(Data entries)

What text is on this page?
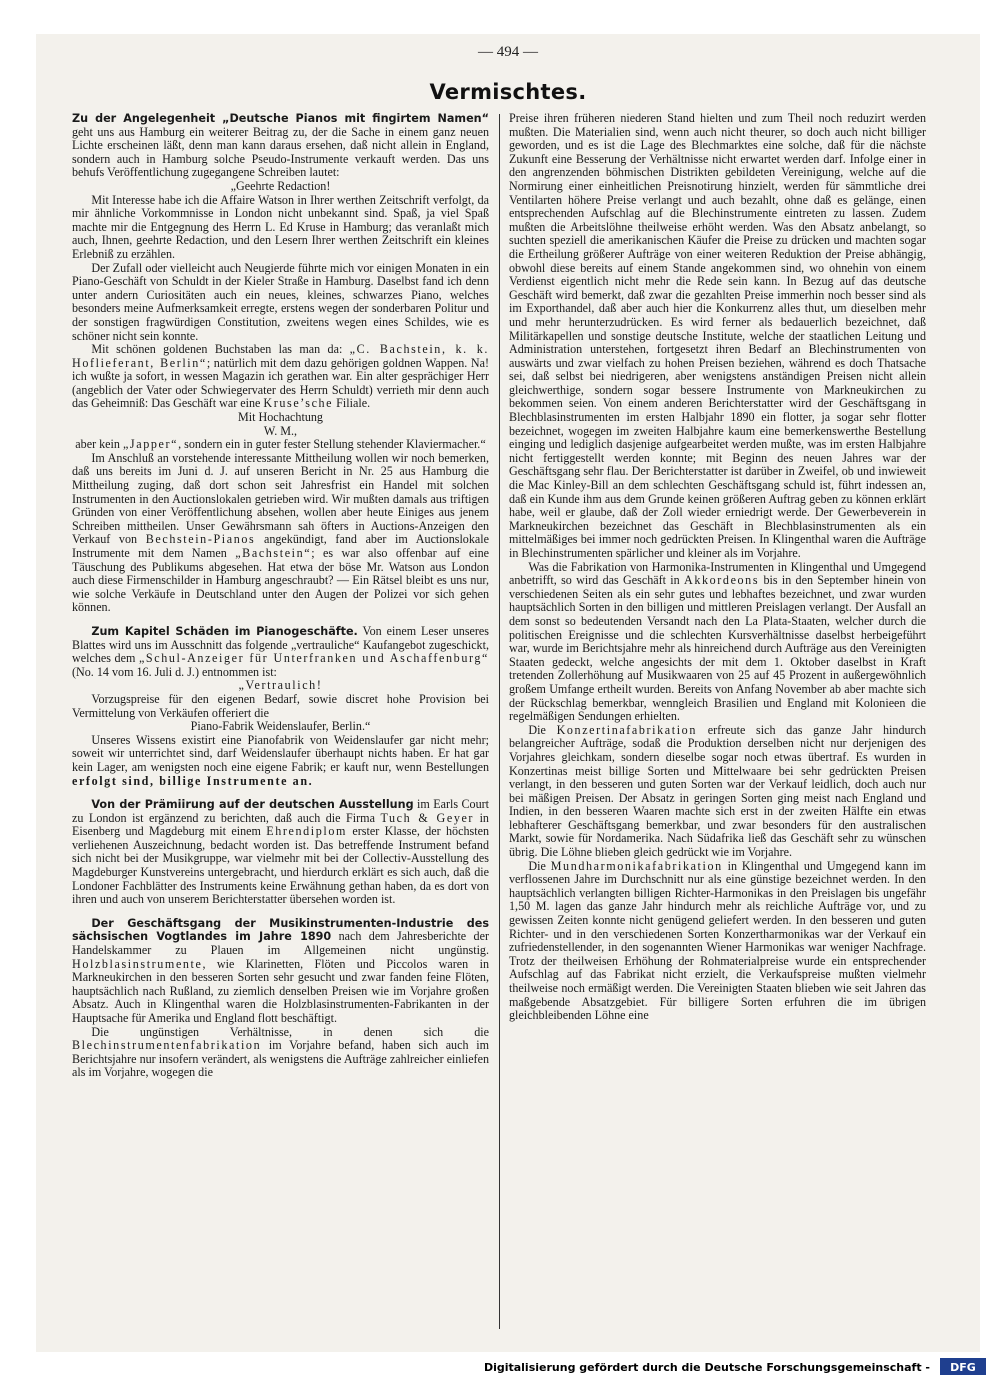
— 494 —
Vermischtes.

Zu der Angelegenheit „Deutsche Pianos mit fingirtem Namen“ geht uns aus Hamburg ein weiterer Beitrag zu, der die Sache in einem ganz neuen Lichte erscheinen läßt, denn man kann daraus ersehen, daß nicht allein in England, sondern auch in Hamburg solche Pseudo-Instrumente verkauft werden. Das uns behufs Veröffentlichung zugegangene Schreiben lautet:

„Geehrte Redaction!

Mit Interesse habe ich die Affaire Watson in Ihrer werthen Zeitschrift verfolgt, da mir ähnliche Vorkommnisse in London nicht unbekannt sind. Spaß, ja viel Spaß machte mir die Entgegnung des Herrn L. Ed Kruse in Hamburg; das veranlaßt mich auch, Ihnen, geehrte Redaction, und den Lesern Ihrer werthen Zeitschrift ein kleines Erlebniß zu erzählen.

Der Zufall oder vielleicht auch Neugierde führte mich vor einigen Monaten in ein Piano-Geschäft von Schuldt in der Kieler Straße in Hamburg. Daselbst fand ich denn unter andern Curiositäten auch ein neues, kleines, schwarzes Piano, welches besonders meine Aufmerksamkeit erregte, erstens wegen der sonderbaren Politur und der sonstigen fragwürdigen Constitution, zweitens wegen eines Schildes, wie es schöner nicht sein konnte.

Mit schönen goldenen Buchstaben las man da: „C. Bachstein, k. k. Hoflieferant, Berlin“; natürlich mit dem dazu gehörigen goldnen Wappen. Na! ich wußte ja sofort, in wessen Magazin ich gerathen war. Ein alter gesprächiger Herr (angeblich der Vater oder Schwiegervater des Herrn Schuldt) verrieth mir denn auch das Geheimniß: Das Geschäft war eine Kruse’sche Filiale.

Mit Hochachtung

W. M.,

aber kein „Japper“, sondern ein in guter fester Stellung stehender Klaviermacher.“

Im Anschluß an vorstehende interessante Mittheilung wollen wir noch bemerken, daß uns bereits im Juni d. J. auf unseren Bericht in Nr. 25 aus Hamburg die Mittheilung zuging, daß dort schon seit Jahresfrist ein Handel mit solchen Instrumenten in den Auctionslokalen getrieben wird. Wir mußten damals aus triftigen Gründen von einer Veröffentlichung absehen, wollen aber heute Einiges aus jenem Schreiben mittheilen. Unser Gewährsmann sah öfters in Auctions-Anzeigen den Verkauf von Bechstein-Pianos angekündigt, fand aber im Auctionslokale Instrumente mit dem Namen „Bachstein“; es war also offenbar auf eine Täuschung des Publikums abgesehen. Hat etwa der böse Mr. Watson aus London auch diese Firmenschilder in Hamburg angeschraubt? — Ein Rätsel bleibt es uns nur, wie solche Verkäufe in Deutschland unter den Augen der Polizei vor sich gehen können.

Zum Kapitel Schäden im Pianogeschäfte. Von einem Leser unseres Blattes wird uns im Ausschnitt das folgende „vertrauliche“ Kaufangebot zugeschickt, welches dem „Schul-Anzeiger für Unterfranken und Aschaffenburg“ (No. 14 vom 16. Juli d. J.) entnommen ist:

„Vertraulich!

Vorzugspreise für den eigenen Bedarf, sowie discret hohe Provision bei Vermittelung von Verkäufen offeriert die

Piano-Fabrik Weidenslaufer, Berlin.“

Unseres Wissens existirt eine Pianofabrik von Weidenslaufer gar nicht mehr; soweit wir unterrichtet sind, darf Weidenslaufer überhaupt nichts haben. Er hat gar kein Lager, am wenigsten noch eine eigene Fabrik; er kauft nur, wenn Bestellungen erfolgt sind, billige Instrumente an.

Von der Prämiirung auf der deutschen Ausstellung im Earls Court zu London ist ergänzend zu berichten, daß auch die Firma Tuch & Geyer in Eisenberg und Magdeburg mit einem Ehrendiplom erster Klasse, der höchsten verliehenen Auszeichnung, bedacht worden ist. Das betreffende Instrument befand sich nicht bei der Musikgruppe, war vielmehr mit bei der Collectiv-Ausstellung des Magdeburger Kunstvereins untergebracht, und hierdurch erklärt es sich auch, daß die Londoner Fachblätter des Instruments keine Erwähnung gethan haben, da es dort von ihren und auch von unserem Berichterstatter übersehen worden ist.

Der Geschäftsgang der Musikinstrumenten-Industrie des sächsischen Vogtlandes im Jahre 1890 nach dem Jahresberichte der Handelskammer zu Plauen im Allgemeinen nicht ungünstig. Holzblasinstrumente, wie Klarinetten, Flöten und Piccolos waren in Markneukirchen in den besseren Sorten sehr gesucht und zwar fanden feine Flöten, hauptsächlich nach Rußland, zu ziemlich denselben Preisen wie im Vorjahre großen Absatz. Auch in Klingenthal waren die Holzblasinstrumenten-Fabrikanten in der Hauptsache für Amerika und England flott beschäftigt.

Die ungünstigen Verhältnisse, in denen sich die Blechinstrumentenfabrikation im Vorjahre befand, haben sich auch im Berichtsjahre nur insofern verändert, als wenigstens die Aufträge zahlreicher einliefen als im Vorjahre, wogegen die

Preise ihren früheren niederen Stand hielten und zum Theil noch reduzirt werden mußten. Die Materialien sind, wenn auch nicht theurer, so doch auch nicht billiger geworden, und es ist die Lage des Blechmarktes eine solche, daß für die nächste Zukunft eine Besserung der Verhältnisse nicht erwartet werden darf. Infolge einer in den angrenzenden böhmischen Distrikten gebildeten Vereinigung, welche auf die Normirung einer einheitlichen Preisnotirung hinzielt, werden für sämmtliche drei Ventilarten höhere Preise verlangt und auch bezahlt, ohne daß es gelänge, einen entsprechenden Aufschlag auf die Blechinstrumente eintreten zu lassen. Zudem mußten die Arbeitslöhne theilweise erhöht werden. Was den Absatz anbelangt, so suchten speziell die amerikanischen Käufer die Preise zu drücken und machten sogar die Ertheilung größerer Aufträge von einer weiteren Reduktion der Preise abhängig, obwohl diese bereits auf einem Stande angekommen sind, wo ohnehin von einem Verdienst eigentlich nicht mehr die Rede sein kann. In Bezug auf das deutsche Geschäft wird bemerkt, daß zwar die gezahlten Preise immerhin noch besser sind als im Exporthandel, daß aber auch hier die Konkurrenz alles thut, um dieselben mehr und mehr herunterzudrücken. Es wird ferner als bedauerlich bezeichnet, daß Militärkapellen und sonstige deutsche Institute, welche der staatlichen Leitung und Administration unterstehen, fortgesetzt ihren Bedarf an Blechinstrumenten von auswärts und zwar vielfach zu hohen Preisen beziehen, während es doch Thatsache sei, daß selbst bei niedrigeren, aber wenigstens anständigen Preisen nicht allein gleichwerthige, sondern sogar bessere Instrumente von Markneukirchen zu bekommen seien. Von einem anderen Berichterstatter wird der Geschäftsgang in Blechblasinstrumenten im ersten Halbjahr 1890 ein flotter, ja sogar sehr flotter bezeichnet, wogegen im zweiten Halbjahre kaum eine bemerkenswerthe Bestellung einging und lediglich dasjenige aufgearbeitet werden mußte, was im ersten Halbjahre nicht fertiggestellt werden konnte; mit Beginn des neuen Jahres war der Geschäftsgang sehr flau. Der Berichterstatter ist darüber in Zweifel, ob und inwieweit die Mac Kinley-Bill an dem schlechten Geschäftsgang schuld ist, führt indessen an, daß ein Kunde ihm aus dem Grunde keinen größeren Auftrag geben zu können erklärt habe, weil er glaube, daß der Zoll wieder erniedrigt werde. Der Gewerbeverein in Markneukirchen bezeichnet das Geschäft in Blechblasinstrumenten als ein mittelmäßiges bei immer noch gedrückten Preisen. In Klingenthal waren die Aufträge in Blechinstrumenten spärlicher und kleiner als im Vorjahre.

Was die Fabrikation von Harmonika-Instrumenten in Klingenthal und Umgegend anbetrifft, so wird das Geschäft in Akkordeons bis in den September hinein von verschiedenen Seiten als ein sehr gutes und lebhaftes bezeichnet, und zwar wurden hauptsächlich Sorten in den billigen und mittleren Preislagen verlangt. Der Ausfall an dem sonst so bedeutenden Versandt nach den La Plata-Staaten, welcher durch die politischen Ereignisse und die schlechten Kursverhältnisse daselbst herbeigeführt war, wurde im Berichtsjahre mehr als hinreichend durch Aufträge aus den Vereinigten Staaten gedeckt, welche angesichts der mit dem 1. Oktober daselbst in Kraft tretenden Zollerhöhung auf Musikwaaren von 25 auf 45 Prozent in außergewöhnlich großem Umfange ertheilt wurden. Bereits von Anfang November ab aber machte sich der Rückschlag bemerkbar, wenngleich Brasilien und England mit Kolonieen die regelmäßigen Sendungen erhielten.

Die Konzertinafabrikation erfreute sich das ganze Jahr hindurch belangreicher Aufträge, sodaß die Produktion derselben nicht nur derjenigen des Vorjahres gleichkam, sondern dieselbe sogar noch etwas übertraf. Es wurden in Konzertinas meist billige Sorten und Mittelwaare bei sehr gedrückten Preisen verlangt, in den besseren und guten Sorten war der Verkauf leidlich, doch auch nur bei mäßigen Preisen. Der Absatz in geringen Sorten ging meist nach England und Indien, in den besseren Waaren machte sich erst in der zweiten Hälfte ein etwas lebhafterer Geschäftsgang bemerkbar, und zwar besonders für den australischen Markt, sowie für Nordamerika. Nach Südafrika ließ das Geschäft sehr zu wünschen übrig. Die Löhne blieben gleich gedrückt wie im Vorjahre.

Die Mundharmonikafabrikation in Klingenthal und Umgegend kann im verflossenen Jahre im Durchschnitt nur als eine günstige bezeichnet werden. In den hauptsächlich verlangten billigen Richter-Harmonikas in den Preislagen bis ungefähr 1,50 M. lagen das ganze Jahr hindurch mehr als reichliche Aufträge vor, und zu gewissen Zeiten konnte nicht genügend geliefert werden. In den besseren und guten Richter- und in den verschiedenen Sorten Konzertharmonikas war der Verkauf ein zufriedenstellender, in den sogenannten Wiener Harmonikas war weniger Nachfrage. Trotz der theilweisen Erhöhung der Rohmaterialpreise wurde ein entsprechender Aufschlag auf das Fabrikat nicht erzielt, die Verkaufspreise mußten vielmehr theilweise noch ermäßigt werden. Die Vereinigten Staaten blieben wie seit Jahren das maßgebende Absatzgebiet. Für billigere Sorten erfuhren die im übrigen gleichbleibenden Löhne eine

Digitalisierung gefördert durch die Deutsche Forschungsgemeinschaft - DFG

◆ **The task**: Show every line where the string "Berlin" appears.

◆ **Answer to this task**:
Mit schönen goldenen Buchstaben las man da: „C. Bachstein, k. k. Hoflieferant, Berlin“; natürlich mit dem dazu gehörigen goldnen Wappen. Na! ich wußte ja sofort, in wessen Magazin ich gerathen war. Ein alter gesprächiger Herr (angeblich der Vater oder Schwiegervater des Herrn Schuldt) verrieth mir denn auch das Geheimniß: Das Geschäft war eine Kruse’sche Filiale.
Piano-Fabrik Weidenslaufer, Berlin.“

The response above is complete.